### Short exercise 1
Using the PyMC Wishart question, answer:
(a) Which chapter of the linked repository contains the stock returns example?
(b) How many observations are drawn from the multivariate normal?
(c) What value is assigned to prior_sigma?

==== Article ====

PyMC - wishart distribution for covariance estimate

Question

I need to model and estimate a variance-covariance matrix from asset class returns so I was looking at the stock returns example given in chapter 6 of https://github.com/CamDavidsonPilon/Probabilistic-Programming-and-Bayesian-Methods-for-Hackers

Here is my simple implementation where I start with a sample using a multivariate normal with a known mean and variance-covariance matrix. I then try to estimate it using a non-informative priror.

The estimate is different from the known prior so I'm not sure if my implementation is correct. I'd appreciate if someone can point out what I'm doing wrong ?

import numpy as np
import pandas as pd
import pymc as pm


p=3
mu=[.03,.05,-.02]
cov_matrix= [[.025,0.0075, 0.00175],[0.0075,.007,0.00135],[0.00175,0.00135,.00043]]

n_obs=10000
x=np.random.multivariate_normal(mu,cov_matrix,n_obs)

prior_mu=np.ones(p)

prior_sigma = np.eye(p)

====

### Short exercise 2
Reproduce word for word the rows of the source data, from the first row through the row containing "- stat-card: +1.00", with both ends included.

==== Supplied records ====

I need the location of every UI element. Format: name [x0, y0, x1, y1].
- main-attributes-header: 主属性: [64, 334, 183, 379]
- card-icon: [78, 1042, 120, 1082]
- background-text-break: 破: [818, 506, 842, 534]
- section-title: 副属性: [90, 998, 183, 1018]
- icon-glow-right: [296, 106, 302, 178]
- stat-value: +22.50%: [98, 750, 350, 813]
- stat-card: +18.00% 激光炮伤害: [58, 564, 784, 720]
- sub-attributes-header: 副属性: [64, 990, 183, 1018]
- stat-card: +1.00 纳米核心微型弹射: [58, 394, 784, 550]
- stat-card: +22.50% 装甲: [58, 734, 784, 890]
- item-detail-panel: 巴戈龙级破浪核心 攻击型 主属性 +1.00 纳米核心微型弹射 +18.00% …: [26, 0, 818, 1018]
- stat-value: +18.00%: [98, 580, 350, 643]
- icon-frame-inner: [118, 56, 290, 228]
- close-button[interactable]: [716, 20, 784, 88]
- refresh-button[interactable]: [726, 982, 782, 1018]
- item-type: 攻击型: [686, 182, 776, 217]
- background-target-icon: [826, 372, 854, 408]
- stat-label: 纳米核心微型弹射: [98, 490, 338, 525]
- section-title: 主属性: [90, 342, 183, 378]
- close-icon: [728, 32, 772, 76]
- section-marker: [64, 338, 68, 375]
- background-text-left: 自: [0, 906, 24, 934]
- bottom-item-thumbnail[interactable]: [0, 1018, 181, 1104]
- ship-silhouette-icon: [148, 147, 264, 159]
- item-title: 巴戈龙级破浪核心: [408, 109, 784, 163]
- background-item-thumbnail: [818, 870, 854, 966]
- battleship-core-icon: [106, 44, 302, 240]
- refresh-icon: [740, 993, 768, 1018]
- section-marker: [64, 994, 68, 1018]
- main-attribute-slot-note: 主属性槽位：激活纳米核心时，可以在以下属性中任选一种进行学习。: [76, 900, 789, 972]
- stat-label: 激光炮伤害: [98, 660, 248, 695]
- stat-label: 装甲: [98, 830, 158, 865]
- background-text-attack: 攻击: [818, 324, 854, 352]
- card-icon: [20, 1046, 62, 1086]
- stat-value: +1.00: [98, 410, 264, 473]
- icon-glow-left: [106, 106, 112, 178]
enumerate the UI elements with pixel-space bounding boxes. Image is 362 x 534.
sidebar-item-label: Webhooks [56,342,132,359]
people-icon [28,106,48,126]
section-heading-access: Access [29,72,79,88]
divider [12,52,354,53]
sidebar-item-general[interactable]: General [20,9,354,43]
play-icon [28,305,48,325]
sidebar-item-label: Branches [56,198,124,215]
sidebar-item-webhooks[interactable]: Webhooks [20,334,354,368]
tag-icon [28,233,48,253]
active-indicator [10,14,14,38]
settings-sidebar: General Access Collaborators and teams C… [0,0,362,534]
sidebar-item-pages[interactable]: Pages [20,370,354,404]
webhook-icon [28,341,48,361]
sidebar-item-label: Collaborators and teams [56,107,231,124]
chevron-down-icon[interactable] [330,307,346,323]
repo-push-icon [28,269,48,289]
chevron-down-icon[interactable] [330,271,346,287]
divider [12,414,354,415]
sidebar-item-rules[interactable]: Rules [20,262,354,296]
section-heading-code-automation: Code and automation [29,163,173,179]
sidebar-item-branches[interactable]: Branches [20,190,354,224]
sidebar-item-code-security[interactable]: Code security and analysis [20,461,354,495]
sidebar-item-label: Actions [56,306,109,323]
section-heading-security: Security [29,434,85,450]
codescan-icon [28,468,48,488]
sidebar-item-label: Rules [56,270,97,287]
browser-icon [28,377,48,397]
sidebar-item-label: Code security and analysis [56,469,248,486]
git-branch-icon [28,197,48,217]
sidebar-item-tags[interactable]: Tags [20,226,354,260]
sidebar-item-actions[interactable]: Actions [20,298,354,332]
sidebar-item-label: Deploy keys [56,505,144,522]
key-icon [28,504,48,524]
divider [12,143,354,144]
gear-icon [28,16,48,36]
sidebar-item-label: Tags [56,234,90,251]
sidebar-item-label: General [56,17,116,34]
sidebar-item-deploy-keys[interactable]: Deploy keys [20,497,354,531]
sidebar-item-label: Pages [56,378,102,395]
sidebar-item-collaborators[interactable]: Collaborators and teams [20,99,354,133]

====

### Expected answer 1
(a) Chapter 6
(b) 10000 (n_obs=10000)
(c) np.eye(p)

### Expected answer 2
I need the location of every UI element. Format: name [x0, y0, x1, y1].
- main-attributes-header: 主属性: [64, 334, 183, 379]
- card-icon: [78, 1042, 120, 1082]
- background-text-break: 破: [818, 506, 842, 534]
- section-title: 副属性: [90, 998, 183, 1018]
- icon-glow-right: [296, 106, 302, 178]
- stat-value: +22.50%: [98, 750, 350, 813]
- stat-card: +18.00% 激光炮伤害: [58, 564, 784, 720]
- sub-attributes-header: 副属性: [64, 990, 183, 1018]
- stat-card: +1.00 纳米核心微型弹射: [58, 394, 784, 550]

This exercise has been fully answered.